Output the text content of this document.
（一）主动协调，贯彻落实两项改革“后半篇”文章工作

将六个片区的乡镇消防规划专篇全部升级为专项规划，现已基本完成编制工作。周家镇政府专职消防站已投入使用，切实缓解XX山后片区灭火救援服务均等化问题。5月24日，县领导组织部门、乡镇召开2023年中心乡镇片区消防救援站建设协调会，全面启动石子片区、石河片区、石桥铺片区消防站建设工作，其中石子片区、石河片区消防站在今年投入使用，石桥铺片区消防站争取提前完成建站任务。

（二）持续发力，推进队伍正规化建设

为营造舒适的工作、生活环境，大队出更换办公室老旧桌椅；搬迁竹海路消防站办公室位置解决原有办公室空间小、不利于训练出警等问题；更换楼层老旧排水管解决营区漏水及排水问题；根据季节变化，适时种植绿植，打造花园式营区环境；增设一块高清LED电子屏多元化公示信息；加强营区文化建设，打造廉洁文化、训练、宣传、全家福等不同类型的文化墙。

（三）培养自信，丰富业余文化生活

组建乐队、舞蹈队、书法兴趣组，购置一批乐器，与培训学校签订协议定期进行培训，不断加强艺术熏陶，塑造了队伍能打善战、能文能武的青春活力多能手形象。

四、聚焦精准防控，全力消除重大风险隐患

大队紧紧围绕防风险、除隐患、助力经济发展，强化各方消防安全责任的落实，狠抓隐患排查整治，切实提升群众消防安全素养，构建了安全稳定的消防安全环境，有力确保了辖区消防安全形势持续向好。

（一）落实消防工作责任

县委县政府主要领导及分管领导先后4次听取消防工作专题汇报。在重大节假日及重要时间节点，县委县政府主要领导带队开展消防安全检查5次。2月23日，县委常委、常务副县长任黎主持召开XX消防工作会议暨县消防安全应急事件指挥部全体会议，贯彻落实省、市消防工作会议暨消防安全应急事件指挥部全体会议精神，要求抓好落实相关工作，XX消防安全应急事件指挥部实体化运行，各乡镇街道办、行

___

### Given problem
Produce a verbatim transcription of the entries above.

### Exercise solution
Output the text content of this document.
（一）主动协调，贯彻落实两项改革“后半篇”文章工作

将六个片区的乡镇消防规划专篇全部升级为专项规划，现已基本完成编制工作。周家镇政府专职消防站已投入使用，切实缓解XX山后片区灭火救援服务均等化问题。5月24日，县领导组织部门、乡镇召开2023年中心乡镇片区消防救援站建设协调会，全面启动石子片区、石河片区、石桥铺片区消防站建设工作，其中石子片区、石河片区消防站在今年投入使用，石桥铺片区消防站争取提前完成建站任务。

（二）持续发力，推进队伍正规化建设

为营造舒适的工作、生活环境，大队出更换办公室老旧桌椅；搬迁竹海路消防站办公室位置解决原有办公室空间小、不利于训练出警等问题；更换楼层老旧排水管解决营区漏水及排水问题；根据季节变化，适时种植绿植，打造花园式营区环境；增设一块高清LED电子屏多元化公示信息；加强营区文化建设，打造廉洁文化、训练、宣传、全家福等不同类型的文化墙。

（三）培养自信，丰富业余文化生活

组建乐队、舞蹈队、书法兴趣组，购置一批乐器，与培训学校签订协议定期进行培训，不断加强艺术熏陶，塑造了队伍能打善战、能文能武的青春活力多能手形象。

四、聚焦精准防控，全力消除重大风险隐患

大队紧紧围绕防风险、除隐患、助力经济发展，强化各方消防安全责任的落实，狠抓隐患排查整治，切实提升群众消防安全素养，构建了安全稳定的消防安全环境，有力确保了辖区消防安全形势持续向好。

（一）落实消防工作责任

县委县政府主要领导及分管领导先后4次听取消防工作专题汇报。在重大节假日及重要时间节点，县委县政府主要领导带队开展消防安全检查5次。2月23日，县委常委、常务副县长任黎主持召开XX消防工作会议暨县消防安全应急事件指挥部全体会议，贯彻落实省、市消防工作会议暨消防安全应急事件指挥部全体会议精神，要求抓好落实相关工作，XX消防安全应急事件指挥部实体化运行，各乡镇街道办、行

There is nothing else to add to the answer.